═══ Source data ═══

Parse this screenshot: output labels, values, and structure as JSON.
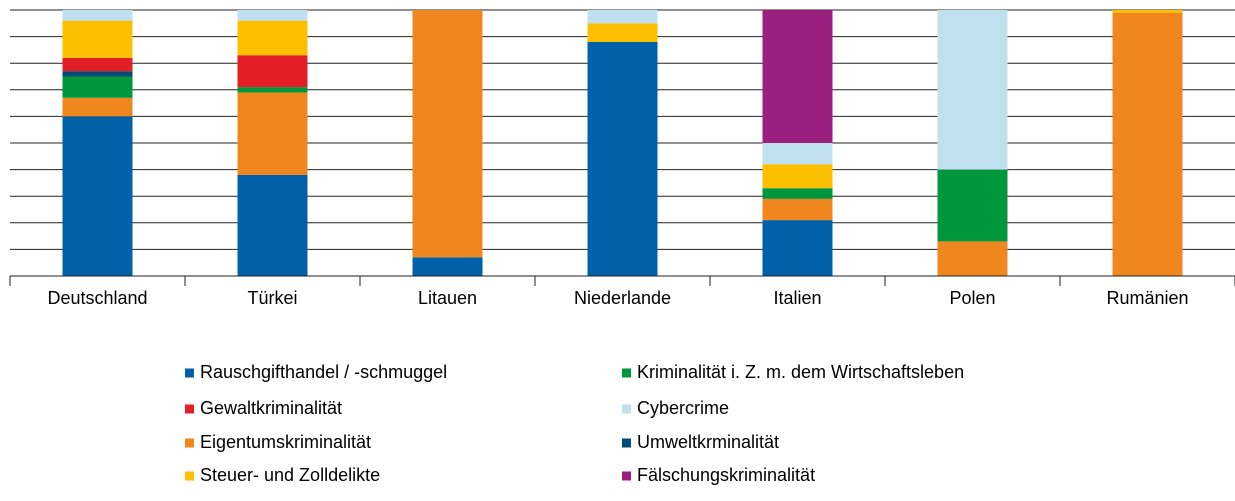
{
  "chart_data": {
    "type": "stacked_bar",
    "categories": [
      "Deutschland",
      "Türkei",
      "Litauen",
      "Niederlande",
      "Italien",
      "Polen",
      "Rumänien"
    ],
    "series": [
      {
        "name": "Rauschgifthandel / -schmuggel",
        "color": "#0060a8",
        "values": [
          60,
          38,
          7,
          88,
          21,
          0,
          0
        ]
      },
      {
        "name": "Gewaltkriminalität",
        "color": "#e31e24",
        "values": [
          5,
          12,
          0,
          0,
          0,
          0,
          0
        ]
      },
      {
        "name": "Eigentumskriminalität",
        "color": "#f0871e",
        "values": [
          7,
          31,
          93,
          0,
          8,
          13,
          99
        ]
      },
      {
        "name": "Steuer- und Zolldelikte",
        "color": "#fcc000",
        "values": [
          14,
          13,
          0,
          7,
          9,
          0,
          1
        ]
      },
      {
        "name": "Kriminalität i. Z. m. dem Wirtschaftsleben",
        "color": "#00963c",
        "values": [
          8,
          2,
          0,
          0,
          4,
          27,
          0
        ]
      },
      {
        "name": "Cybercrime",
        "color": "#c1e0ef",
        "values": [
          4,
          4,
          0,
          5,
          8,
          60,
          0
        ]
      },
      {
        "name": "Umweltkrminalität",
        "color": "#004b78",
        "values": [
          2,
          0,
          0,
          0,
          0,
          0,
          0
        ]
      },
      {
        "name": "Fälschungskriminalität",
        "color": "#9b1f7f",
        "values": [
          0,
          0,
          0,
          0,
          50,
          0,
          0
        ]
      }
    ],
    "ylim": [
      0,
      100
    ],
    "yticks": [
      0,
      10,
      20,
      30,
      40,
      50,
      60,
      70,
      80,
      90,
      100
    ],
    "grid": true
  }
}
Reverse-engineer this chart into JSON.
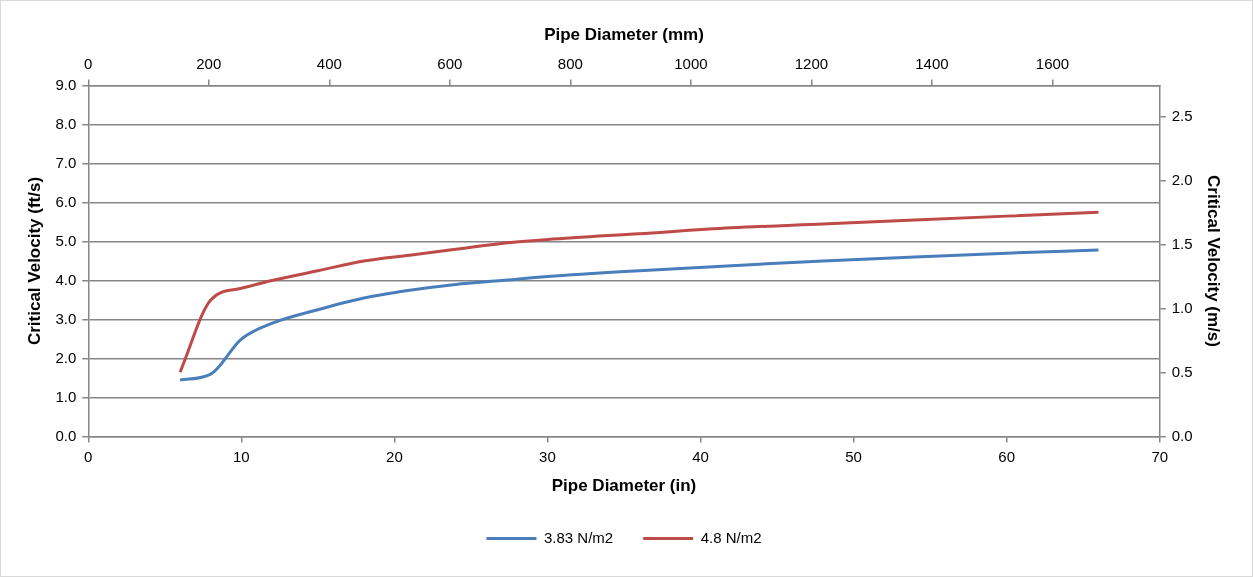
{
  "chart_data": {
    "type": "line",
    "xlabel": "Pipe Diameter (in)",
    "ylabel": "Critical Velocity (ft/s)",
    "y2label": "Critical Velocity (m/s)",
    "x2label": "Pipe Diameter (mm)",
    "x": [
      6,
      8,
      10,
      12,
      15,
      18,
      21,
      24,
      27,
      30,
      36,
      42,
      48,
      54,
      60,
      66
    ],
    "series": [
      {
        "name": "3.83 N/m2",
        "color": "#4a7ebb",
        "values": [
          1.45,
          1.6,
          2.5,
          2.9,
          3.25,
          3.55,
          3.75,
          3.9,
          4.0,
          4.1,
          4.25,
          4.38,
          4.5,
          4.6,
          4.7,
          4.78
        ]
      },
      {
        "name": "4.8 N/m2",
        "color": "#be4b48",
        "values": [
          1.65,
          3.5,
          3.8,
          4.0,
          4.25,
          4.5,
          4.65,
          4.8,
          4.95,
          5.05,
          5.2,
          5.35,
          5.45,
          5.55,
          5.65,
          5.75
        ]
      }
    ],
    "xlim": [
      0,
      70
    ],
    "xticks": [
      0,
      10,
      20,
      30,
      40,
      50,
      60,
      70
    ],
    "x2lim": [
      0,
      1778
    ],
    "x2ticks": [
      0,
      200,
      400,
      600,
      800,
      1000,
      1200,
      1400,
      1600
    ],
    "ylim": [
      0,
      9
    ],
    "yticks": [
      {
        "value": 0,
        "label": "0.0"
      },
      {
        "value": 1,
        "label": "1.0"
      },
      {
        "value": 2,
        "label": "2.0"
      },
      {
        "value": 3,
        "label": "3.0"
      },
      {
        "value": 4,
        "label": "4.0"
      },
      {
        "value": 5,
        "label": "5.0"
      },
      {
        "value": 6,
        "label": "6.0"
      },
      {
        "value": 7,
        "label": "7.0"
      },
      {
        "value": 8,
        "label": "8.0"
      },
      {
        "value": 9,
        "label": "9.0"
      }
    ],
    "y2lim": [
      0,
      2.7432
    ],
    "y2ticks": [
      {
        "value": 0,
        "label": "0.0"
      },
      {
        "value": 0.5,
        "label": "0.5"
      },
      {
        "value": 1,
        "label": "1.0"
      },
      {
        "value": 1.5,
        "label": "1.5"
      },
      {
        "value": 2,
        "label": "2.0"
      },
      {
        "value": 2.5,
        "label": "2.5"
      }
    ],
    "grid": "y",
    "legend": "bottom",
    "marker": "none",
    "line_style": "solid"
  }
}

═══

- _Problem to solve_
Go through the data above and transcribe it in full, omitting any image.

- _Output for this task_
Parse this screenshot: output labels, values, and structure as JSON.
{
  "chart_data": {
    "type": "stacked_bar",
    "categories": [
      "Deutschland",
      "Türkei",
      "Litauen",
      "Niederlande",
      "Italien",
      "Polen",
      "Rumänien"
    ],
    "series": [
      {
        "name": "Rauschgifthandel / -schmuggel",
        "color": "#0060a8",
        "values": [
          60,
          38,
          7,
          88,
          21,
          0,
          0
        ]
      },
      {
        "name": "Gewaltkriminalität",
        "color": "#e31e24",
        "values": [
          5,
          12,
          0,
          0,
          0,
          0,
          0
        ]
      },
      {
        "name": "Eigentumskriminalität",
        "color": "#f0871e",
        "values": [
          7,
          31,
          93,
          0,
          8,
          13,
          99
        ]
      },
      {
        "name": "Steuer- und Zolldelikte",
        "color": "#fcc000",
        "values": [
          14,
          13,
          0,
          7,
          9,
          0,
          1
        ]
      },
      {
        "name": "Kriminalität i. Z. m. dem Wirtschaftsleben",
        "color": "#00963c",
        "values": [
          8,
          2,
          0,
          0,
          4,
          27,
          0
        ]
      },
      {
        "name": "Cybercrime",
        "color": "#c1e0ef",
        "values": [
          4,
          4,
          0,
          5,
          8,
          60,
          0
        ]
      },
      {
        "name": "Umweltkrminalität",
        "color": "#004b78",
        "values": [
          2,
          0,
          0,
          0,
          0,
          0,
          0
        ]
      },
      {
        "name": "Fälschungskriminalität",
        "color": "#9b1f7f",
        "values": [
          0,
          0,
          0,
          0,
          50,
          0,
          0
        ]
      }
    ],
    "ylim": [
      0,
      100
    ],
    "yticks": [
      0,
      10,
      20,
      30,
      40,
      50,
      60,
      70,
      80,
      90,
      100
    ],
    "grid": true
  }
}
Reverse-engineer this chart into JSON.
{
  "chart_data": {
    "type": "line",
    "xlabel": "Pipe Diameter (in)",
    "ylabel": "Critical Velocity (ft/s)",
    "y2label": "Critical Velocity (m/s)",
    "x2label": "Pipe Diameter (mm)",
    "x": [
      6,
      8,
      10,
      12,
      15,
      18,
      21,
      24,
      27,
      30,
      36,
      42,
      48,
      54,
      60,
      66
    ],
    "series": [
      {
        "name": "3.83 N/m2",
        "color": "#4a7ebb",
        "values": [
          1.45,
          1.6,
          2.5,
          2.9,
          3.25,
          3.55,
          3.75,
          3.9,
          4.0,
          4.1,
          4.25,
          4.38,
          4.5,
          4.6,
          4.7,
          4.78
        ]
      },
      {
        "name": "4.8 N/m2",
        "color": "#be4b48",
        "values": [
          1.65,
          3.5,
          3.8,
          4.0,
          4.25,
          4.5,
          4.65,
          4.8,
          4.95,
          5.05,
          5.2,
          5.35,
          5.45,
          5.55,
          5.65,
          5.75
        ]
      }
    ],
    "xlim": [
      0,
      70
    ],
    "xticks": [
      0,
      10,
      20,
      30,
      40,
      50,
      60,
      70
    ],
    "x2lim": [
      0,
      1778
    ],
    "x2ticks": [
      0,
      200,
      400,
      600,
      800,
      1000,
      1200,
      1400,
      1600
    ],
    "ylim": [
      0,
      9
    ],
    "yticks": [
      {
        "value": 0,
        "label": "0.0"
      },
      {
        "value": 1,
        "label": "1.0"
      },
      {
        "value": 2,
        "label": "2.0"
      },
      {
        "value": 3,
        "label": "3.0"
      },
      {
        "value": 4,
        "label": "4.0"
      },
      {
        "value": 5,
        "label": "5.0"
      },
      {
        "value": 6,
        "label": "6.0"
      },
      {
        "value": 7,
        "label": "7.0"
      },
      {
        "value": 8,
        "label": "8.0"
      },
      {
        "value": 9,
        "label": "9.0"
      }
    ],
    "y2lim": [
      0,
      2.7432
    ],
    "y2ticks": [
      {
        "value": 0,
        "label": "0.0"
      },
      {
        "value": 0.5,
        "label": "0.5"
      },
      {
        "value": 1,
        "label": "1.0"
      },
      {
        "value": 1.5,
        "label": "1.5"
      },
      {
        "value": 2,
        "label": "2.0"
      },
      {
        "value": 2.5,
        "label": "2.5"
      }
    ],
    "grid": "y",
    "legend": "bottom",
    "marker": "none",
    "line_style": "solid"
  }
}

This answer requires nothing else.